Collected data entries
━━━━━━━━━━━━━━━━━━━━
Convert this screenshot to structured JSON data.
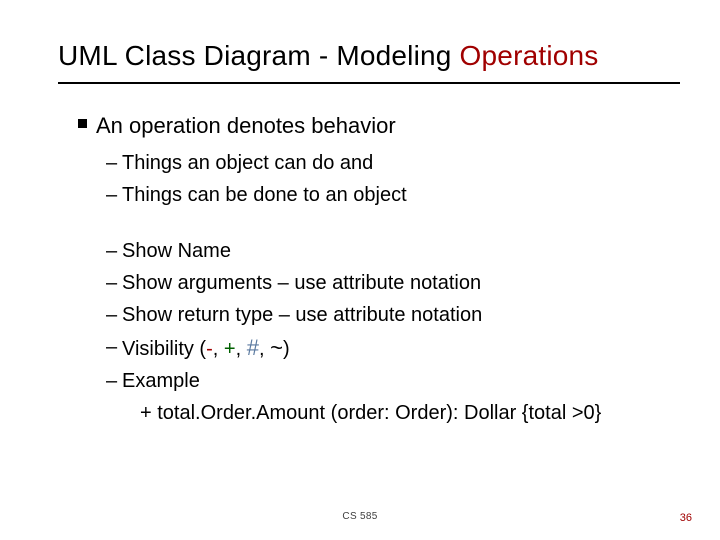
{
  "title": {
    "plain": "UML Class Diagram - Modeling ",
    "accent": "Operations"
  },
  "bullets": {
    "main": "An operation denotes behavior",
    "sub1": "Things an object can do and",
    "sub2": "Things can be done to an object",
    "sub3": "Show Name",
    "sub4": "Show arguments – use attribute notation",
    "sub5": "Show return type – use attribute notation",
    "vis_prefix": "Visibility (",
    "vis_minus": "-",
    "vis_sep1": ", ",
    "vis_plus": "+",
    "vis_sep2": ", ",
    "vis_hash": "#",
    "vis_sep3": ", ",
    "vis_tilde": "~",
    "vis_suffix": ")",
    "sub7": "Example",
    "example": "+ total.Order.Amount (order: Order): Dollar {total >0}"
  },
  "footer": {
    "course": "CS 585",
    "page": "36"
  }
}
━━━━━━━━━━━━━━━━━━━━
WORK TO BE COMPLETED:
Check each line above for the word "Things" and copy the ones that have it.

OUTPUT:
    "sub1": "Things an object can do and",
    "sub2": "Things can be done to an object",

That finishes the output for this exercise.